TAREFA PROPOSTA 1:
Segundo o trecho sobre o filme “Inferninho”, que prêmio o filme venceu no domingo (11/11)?
TAREFA PROPOSTA 2:
Imprima a parte do trecho sobre o filme “Inferninho” que começa em “O ponto central” e segue até “lugar para si.”.

TRECHO SELECIONADO:
——————
No cinema de Guto Parente, o filme que seria mais facilmente reconhecido em proximidade com “Inferninho” seria seu “Doce Amianto” (dir. Parente e Uirá dos Reis, 2013), tanto por uma identificação com o cinema queer - pelo excesso do estranho, um excesso que não se conforma com uma estética normativa - quanto por uma oposição entre “Amianto” (Deynne Augusto), ingênua e cheia de esperança, e Deusimar, que sonha sem realmente acreditar nas possibilidades de seus sonhos. Particularmente, no entanto, é com “A misteriosa morte de Pérola” (dir. Parente e Ticiana Augusto Lima, 2014), que encontro uma relação mais próxima.
Pérola, a garota que perde de vista a fronteira entre realidade e fantasia enquanto mora sozinha - estudando fora do país -, precisa, como Deusimar, encontrar uma possibilidade de habitação e pertencimento. E a vida dessas duas personagens depende disso. O perigo iminente que se apresenta nesses espaços não se dá porque “Inferninho” é de fato um inferno (não é, é um espaço onde circulam personagens bastante carinhosos) ou porque a casa em que Pérola está hospedada é mesmo assombrada, mas porque nenhuma das duas encontra, nesses lugares, uma possibilidade de vida.
O ponto central para a personagem de Deusimar não está em confirmar a sua frustração inicial com seu “Inferninho”, mas em se deparar com essa possibilidade de vida. “Inferninho” circula pelos festivais de cinema do Brasil num momento em que - seja a partir de um desânimo legítimo de quem entende não haver espaço no país para si, seja pelas próprias declarações do presidente eleito de que, realmente, não haverá lugar para oposições ideológicas - essa possibilidade de habitação e de vida precisa ser reencontrada. Não se trata de deixar Inferninho, mas de inventar, nele, um lugar para si.
Guto Parente e Pedro Diógenes parecem se afastar do realismo mágico de seus filmes anteriores e assumir um lugar cênico da fantasia. Uma apresentação do periférico em “Inferninho” pode convidar uma leitura que entenda o filme como, ao menos, agenciando uma estética do realismo com a sua presente fantasia. Mas não há nada de realista no periférico apresentado. O filme prefere uma imagem produzida sobre esse periférico, um brega em chroma key, e cantado em italiano, algo mais próximo de uma imagem da marginalidade presente na Hollywood clássica, em que Barbara Stanwyck, no “Pacto de sangue” (dir. Billy Wilder, 1944), é uma grande criminosa e Rita Hayworth canta para gângsteres nos bares de uma falsa Argentina, em “Gilda” (dir. Charles Vidor, 1946).
Que a habitação em disputa seja representada por esse espaço de sonho e fantasia de uma periferia imaginada me parece algo muito característico da posição política que o filme alcança - uma política do queer que rejeita assimilação, que não está interessada em deixar essa fantasia do periférico. “Inferninho” venceu, no domingo (11/11), o prêmio de Melhor Filme do júri oficial do “XI Janela Internacional de Cinema do Recife”. O filme, como “Temporada” (dir. André Novais Oliveira, 2018), aparece em um bom momento. Os dois filmes prometem um espaço em que o pertencimento é possível, mesmo em adversidade. Reunidos, ao final, aos coelhos coloridos, super-heróis em mesas de bar, marujos vis e cantoras poliglotas, temos a garantia de que uma fantasia do estranho e um sonho fora da norma ainda estão presentes, e assim permanecerão.
——————
DADOS FORNECIDOS:

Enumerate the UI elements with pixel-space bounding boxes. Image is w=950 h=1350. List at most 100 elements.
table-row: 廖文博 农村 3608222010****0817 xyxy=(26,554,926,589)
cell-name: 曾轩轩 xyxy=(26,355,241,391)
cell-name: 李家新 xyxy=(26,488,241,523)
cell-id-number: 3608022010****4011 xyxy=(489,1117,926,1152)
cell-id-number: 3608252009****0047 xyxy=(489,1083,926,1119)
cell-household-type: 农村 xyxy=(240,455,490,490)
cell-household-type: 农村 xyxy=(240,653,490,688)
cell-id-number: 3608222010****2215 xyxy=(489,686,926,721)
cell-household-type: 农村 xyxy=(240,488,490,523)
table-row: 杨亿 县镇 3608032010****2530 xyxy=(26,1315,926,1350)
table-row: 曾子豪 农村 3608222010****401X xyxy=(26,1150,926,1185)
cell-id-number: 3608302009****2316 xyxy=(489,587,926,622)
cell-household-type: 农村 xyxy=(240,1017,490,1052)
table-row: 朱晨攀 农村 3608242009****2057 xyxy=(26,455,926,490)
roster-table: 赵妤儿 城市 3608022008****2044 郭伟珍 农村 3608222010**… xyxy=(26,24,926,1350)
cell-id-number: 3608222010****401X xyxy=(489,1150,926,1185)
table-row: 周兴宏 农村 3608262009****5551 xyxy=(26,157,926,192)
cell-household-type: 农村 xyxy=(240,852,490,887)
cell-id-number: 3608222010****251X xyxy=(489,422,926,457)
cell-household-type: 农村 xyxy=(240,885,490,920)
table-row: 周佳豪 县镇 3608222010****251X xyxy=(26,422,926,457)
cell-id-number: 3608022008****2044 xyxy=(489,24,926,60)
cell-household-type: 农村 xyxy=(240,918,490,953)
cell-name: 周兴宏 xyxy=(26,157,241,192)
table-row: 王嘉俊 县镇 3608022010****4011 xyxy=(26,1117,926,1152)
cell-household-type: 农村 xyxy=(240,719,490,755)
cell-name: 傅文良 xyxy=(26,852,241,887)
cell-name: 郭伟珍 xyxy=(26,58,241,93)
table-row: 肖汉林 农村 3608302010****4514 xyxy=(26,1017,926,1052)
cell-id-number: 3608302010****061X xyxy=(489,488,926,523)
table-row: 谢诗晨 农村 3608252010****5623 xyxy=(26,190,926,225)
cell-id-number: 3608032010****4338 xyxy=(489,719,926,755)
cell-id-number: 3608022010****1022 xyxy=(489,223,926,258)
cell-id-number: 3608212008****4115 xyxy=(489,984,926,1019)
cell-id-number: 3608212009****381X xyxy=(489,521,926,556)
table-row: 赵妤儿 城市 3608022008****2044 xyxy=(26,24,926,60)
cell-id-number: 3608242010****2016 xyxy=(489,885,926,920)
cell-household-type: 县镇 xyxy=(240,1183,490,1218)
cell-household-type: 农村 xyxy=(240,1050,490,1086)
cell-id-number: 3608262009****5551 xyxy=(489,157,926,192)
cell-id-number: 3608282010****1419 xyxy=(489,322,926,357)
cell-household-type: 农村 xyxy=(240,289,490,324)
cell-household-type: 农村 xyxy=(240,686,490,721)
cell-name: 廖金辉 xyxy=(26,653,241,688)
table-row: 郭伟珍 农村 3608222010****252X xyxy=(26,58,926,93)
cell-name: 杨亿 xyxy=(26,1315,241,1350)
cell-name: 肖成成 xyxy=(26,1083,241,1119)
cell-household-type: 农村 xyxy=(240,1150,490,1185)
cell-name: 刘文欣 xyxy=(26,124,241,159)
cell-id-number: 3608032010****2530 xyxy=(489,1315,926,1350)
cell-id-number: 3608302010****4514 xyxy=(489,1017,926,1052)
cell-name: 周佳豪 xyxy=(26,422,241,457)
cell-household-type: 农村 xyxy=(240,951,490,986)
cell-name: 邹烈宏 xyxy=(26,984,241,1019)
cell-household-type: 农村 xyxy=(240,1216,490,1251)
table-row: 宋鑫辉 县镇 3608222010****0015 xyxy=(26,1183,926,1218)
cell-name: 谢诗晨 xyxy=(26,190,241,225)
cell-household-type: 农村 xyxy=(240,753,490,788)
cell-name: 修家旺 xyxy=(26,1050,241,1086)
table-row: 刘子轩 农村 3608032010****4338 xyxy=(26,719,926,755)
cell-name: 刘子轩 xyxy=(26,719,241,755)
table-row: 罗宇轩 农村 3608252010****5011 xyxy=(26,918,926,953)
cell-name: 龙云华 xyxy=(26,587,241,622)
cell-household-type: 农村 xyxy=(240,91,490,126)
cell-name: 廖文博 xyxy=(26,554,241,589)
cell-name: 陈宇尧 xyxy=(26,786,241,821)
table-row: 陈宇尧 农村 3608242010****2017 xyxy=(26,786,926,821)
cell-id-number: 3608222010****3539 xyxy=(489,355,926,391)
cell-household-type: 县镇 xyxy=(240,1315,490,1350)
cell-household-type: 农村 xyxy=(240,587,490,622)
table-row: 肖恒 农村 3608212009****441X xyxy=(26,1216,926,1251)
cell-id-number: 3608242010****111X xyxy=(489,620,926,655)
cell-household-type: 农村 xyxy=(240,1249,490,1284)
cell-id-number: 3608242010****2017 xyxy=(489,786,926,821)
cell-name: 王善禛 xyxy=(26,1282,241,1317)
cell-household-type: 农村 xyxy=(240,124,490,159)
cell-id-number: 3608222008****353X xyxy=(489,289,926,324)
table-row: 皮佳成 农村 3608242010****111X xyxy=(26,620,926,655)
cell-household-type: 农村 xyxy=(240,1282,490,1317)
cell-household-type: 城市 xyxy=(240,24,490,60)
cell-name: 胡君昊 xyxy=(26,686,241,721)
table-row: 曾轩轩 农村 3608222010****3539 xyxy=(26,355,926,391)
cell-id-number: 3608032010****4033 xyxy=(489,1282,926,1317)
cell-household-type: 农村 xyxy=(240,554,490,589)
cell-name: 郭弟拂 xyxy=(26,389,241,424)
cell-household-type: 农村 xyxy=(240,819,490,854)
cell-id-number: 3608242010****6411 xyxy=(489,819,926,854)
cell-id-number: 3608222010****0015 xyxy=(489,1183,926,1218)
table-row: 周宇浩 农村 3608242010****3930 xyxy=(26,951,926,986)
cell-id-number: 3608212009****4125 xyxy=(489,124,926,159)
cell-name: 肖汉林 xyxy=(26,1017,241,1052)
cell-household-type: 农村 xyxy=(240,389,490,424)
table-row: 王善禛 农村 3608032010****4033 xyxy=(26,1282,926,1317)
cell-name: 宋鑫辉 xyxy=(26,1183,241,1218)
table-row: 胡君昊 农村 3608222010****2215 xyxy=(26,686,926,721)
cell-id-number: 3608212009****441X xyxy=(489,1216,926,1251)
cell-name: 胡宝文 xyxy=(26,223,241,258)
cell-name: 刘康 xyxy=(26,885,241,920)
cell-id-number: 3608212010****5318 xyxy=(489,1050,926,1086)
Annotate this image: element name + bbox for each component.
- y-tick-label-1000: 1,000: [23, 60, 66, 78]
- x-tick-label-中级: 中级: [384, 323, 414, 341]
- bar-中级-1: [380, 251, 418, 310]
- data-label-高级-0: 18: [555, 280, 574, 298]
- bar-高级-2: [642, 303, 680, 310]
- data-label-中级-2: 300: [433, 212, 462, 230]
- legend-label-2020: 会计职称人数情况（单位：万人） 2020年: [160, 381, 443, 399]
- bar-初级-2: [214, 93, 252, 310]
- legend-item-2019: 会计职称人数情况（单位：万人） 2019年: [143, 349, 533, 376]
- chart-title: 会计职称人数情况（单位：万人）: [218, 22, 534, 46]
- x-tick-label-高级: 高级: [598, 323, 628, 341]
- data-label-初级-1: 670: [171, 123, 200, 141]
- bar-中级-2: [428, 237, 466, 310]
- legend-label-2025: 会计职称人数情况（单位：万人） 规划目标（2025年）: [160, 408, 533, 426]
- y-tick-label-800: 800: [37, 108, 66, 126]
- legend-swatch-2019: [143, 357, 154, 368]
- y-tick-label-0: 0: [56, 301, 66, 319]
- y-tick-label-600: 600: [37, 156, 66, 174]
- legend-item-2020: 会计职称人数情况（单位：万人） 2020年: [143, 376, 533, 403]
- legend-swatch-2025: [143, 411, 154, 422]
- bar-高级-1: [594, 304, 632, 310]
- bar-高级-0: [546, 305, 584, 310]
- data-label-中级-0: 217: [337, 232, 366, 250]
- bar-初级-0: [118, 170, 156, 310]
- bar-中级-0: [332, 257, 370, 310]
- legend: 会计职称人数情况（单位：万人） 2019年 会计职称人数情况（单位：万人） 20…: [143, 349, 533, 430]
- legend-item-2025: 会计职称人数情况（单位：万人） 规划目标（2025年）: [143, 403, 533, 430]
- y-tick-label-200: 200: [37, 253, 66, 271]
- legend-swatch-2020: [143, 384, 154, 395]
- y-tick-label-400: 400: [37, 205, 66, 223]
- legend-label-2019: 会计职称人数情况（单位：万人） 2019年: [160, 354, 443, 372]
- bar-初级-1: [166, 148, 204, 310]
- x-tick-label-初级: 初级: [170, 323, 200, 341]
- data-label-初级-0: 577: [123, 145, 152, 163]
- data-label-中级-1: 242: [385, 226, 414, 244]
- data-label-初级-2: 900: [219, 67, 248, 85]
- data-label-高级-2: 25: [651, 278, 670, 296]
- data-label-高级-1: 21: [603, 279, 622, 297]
——————
RESPOSTA ESPERADA 1:
O filme venceu o prêmio de Melhor Filme do júri oficial do “XI Janela Internacional de Cinema do Recife”.

RESPOSTA ESPERADA 2:
O ponto central para a personagem de Deusimar não está em confirmar a sua frustração inicial com seu “Inferninho”, mas em se deparar com essa possibilidade de vida. “Inferninho” circula pelos festivais de cinema do Brasil num momento em que - seja a partir de um desânimo legítimo de quem entende não haver espaço no país para si, seja pelas próprias declarações do presidente eleito de que, realmente, não haverá lugar para oposições ideológicas - essa possibilidade de habitação e de vida precisa ser reencontrada. Não se trata de deixar Inferninho, mas de inventar, nele, um lugar para si.